• **SHORT EXERCISE**:
Copy the listing verbatim, excluding any images found in it.

↓

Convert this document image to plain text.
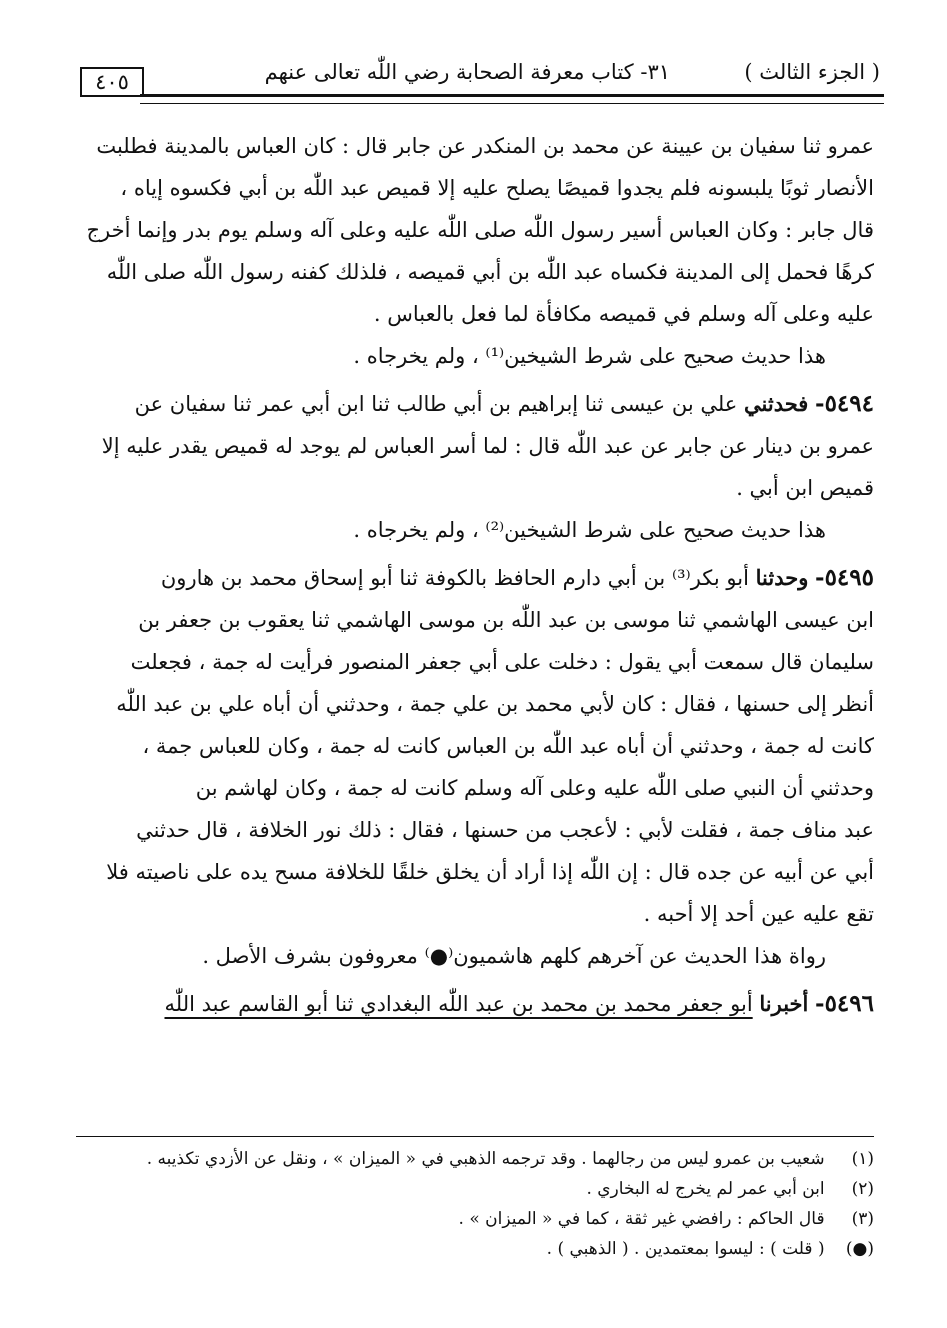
( الجزء الثالث )
٣١- كتاب معرفة الصحابة رضي اللّٰه تعالى عنهم
٤٠٥
عمرو ثنا سفيان بن عيينة عن محمد بن المنكدر عن جابر قال : كان العباس بالمدينة فطلبت
الأنصار ثوبًا يلبسونه فلم يجدوا قميصًا يصلح عليه إلا قميص عبد اللّٰه بن أبي فكسوه إياه ،
قال جابر : وكان العباس أسير رسول اللّٰه صلى اللّٰه عليه وعلى آله وسلم يوم بدر وإنما أخرج
كرهًا فحمل إلى المدينة فكساه عبد اللّٰه بن أبي قميصه ، فلذلك كفنه رسول اللّٰه صلى اللّٰه
عليه وعلى آله وسلم في قميصه مكافأة لما فعل بالعباس .
هذا حديث صحيح على شرط الشيخين⁽¹⁾ ، ولم يخرجاه .
٥٤٩٤- فحدثني علي بن عيسى ثنا إبراهيم بن أبي طالب ثنا ابن أبي عمر ثنا سفيان عن
عمرو بن دينار عن جابر عن عبد اللّٰه قال : لما أسر العباس لم يوجد له قميص يقدر عليه إلا
قميص ابن أبي .
هذا حديث صحيح على شرط الشيخين⁽²⁾ ، ولم يخرجاه .
٥٤٩٥- وحدثنا أبو بكر⁽³⁾ بن أبي دارم الحافظ بالكوفة ثنا أبو إسحاق محمد بن هارون
ابن عيسى الهاشمي ثنا موسى بن عبد اللّٰه بن موسى الهاشمي ثنا يعقوب بن جعفر بن
سليمان قال سمعت أبي يقول : دخلت على أبي جعفر المنصور فرأيت له جمة ، فجعلت
أنظر إلى حسنها ، فقال : كان لأبي محمد بن علي جمة ، وحدثني أن أباه علي بن عبد اللّٰه
كانت له جمة ، وحدثني أن أباه عبد اللّٰه بن العباس كانت له جمة ، وكان للعباس جمة ،
وحدثني أن النبي صلى اللّٰه عليه وعلى آله وسلم كانت له جمة ، وكان لهاشم بن
عبد مناف جمة ، فقلت لأبي : لأعجب من حسنها ، فقال : ذلك نور الخلافة ، قال حدثني
أبي عن أبيه عن جده قال : إن اللّٰه إذا أراد أن يخلق خلقًا للخلافة مسح يده على ناصيته فلا
تقع عليه عين أحد إلا أحبه .
رواة هذا الحديث عن آخرهم كلهم هاشميون⁽●⁾ معروفون بشرف الأصل .
٥٤٩٦- أخبرنا أبو جعفر محمد بن محمد بن عبد اللّٰه البغدادي ثنا أبو القاسم عبد اللّٰه
(١) شعيب بن عمرو ليس من رجالهما . وقد ترجمه الذهبي في « الميزان » ، ونقل عن الأزدي تكذيبه .
(٢) ابن أبي عمر لم يخرج له البخاري .
(٣) قال الحاكم : رافضي غير ثقة ، كما في « الميزان » .
(●) ( قلت ) : ليسوا بمعتمدين . ( الذهبي ) .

↑

• **EXPECTED ANSWER**:
Convert this document image to plain text.
( الجزء الثالث )
٣١- كتاب معرفة الصحابة رضي اللّٰه تعالى عنهم
٤٠٥
عمرو ثنا سفيان بن عيينة عن محمد بن المنكدر عن جابر قال : كان العباس بالمدينة فطلبت
الأنصار ثوبًا يلبسونه فلم يجدوا قميصًا يصلح عليه إلا قميص عبد اللّٰه بن أبي فكسوه إياه ،
قال جابر : وكان العباس أسير رسول اللّٰه صلى اللّٰه عليه وعلى آله وسلم يوم بدر وإنما أخرج
كرهًا فحمل إلى المدينة فكساه عبد اللّٰه بن أبي قميصه ، فلذلك كفنه رسول اللّٰه صلى اللّٰه
عليه وعلى آله وسلم في قميصه مكافأة لما فعل بالعباس .
هذا حديث صحيح على شرط الشيخين⁽¹⁾ ، ولم يخرجاه .
٥٤٩٤- فحدثني علي بن عيسى ثنا إبراهيم بن أبي طالب ثنا ابن أبي عمر ثنا سفيان عن
عمرو بن دينار عن جابر عن عبد اللّٰه قال : لما أسر العباس لم يوجد له قميص يقدر عليه إلا
قميص ابن أبي .
هذا حديث صحيح على شرط الشيخين⁽²⁾ ، ولم يخرجاه .
٥٤٩٥- وحدثنا أبو بكر⁽³⁾ بن أبي دارم الحافظ بالكوفة ثنا أبو إسحاق محمد بن هارون
ابن عيسى الهاشمي ثنا موسى بن عبد اللّٰه بن موسى الهاشمي ثنا يعقوب بن جعفر بن
سليمان قال سمعت أبي يقول : دخلت على أبي جعفر المنصور فرأيت له جمة ، فجعلت
أنظر إلى حسنها ، فقال : كان لأبي محمد بن علي جمة ، وحدثني أن أباه علي بن عبد اللّٰه
كانت له جمة ، وحدثني أن أباه عبد اللّٰه بن العباس كانت له جمة ، وكان للعباس جمة ،
وحدثني أن النبي صلى اللّٰه عليه وعلى آله وسلم كانت له جمة ، وكان لهاشم بن
عبد مناف جمة ، فقلت لأبي : لأعجب من حسنها ، فقال : ذلك نور الخلافة ، قال حدثني
أبي عن أبيه عن جده قال : إن اللّٰه إذا أراد أن يخلق خلقًا للخلافة مسح يده على ناصيته فلا
تقع عليه عين أحد إلا أحبه .
رواة هذا الحديث عن آخرهم كلهم هاشميون⁽●⁾ معروفون بشرف الأصل .
٥٤٩٦- أخبرنا أبو جعفر محمد بن محمد بن عبد اللّٰه البغدادي ثنا أبو القاسم عبد اللّٰه
(١) شعيب بن عمرو ليس من رجالهما . وقد ترجمه الذهبي في « الميزان » ، ونقل عن الأزدي تكذيبه .
(٢) ابن أبي عمر لم يخرج له البخاري .
(٣) قال الحاكم : رافضي غير ثقة ، كما في « الميزان » .
(●) ( قلت ) : ليسوا بمعتمدين . ( الذهبي ) .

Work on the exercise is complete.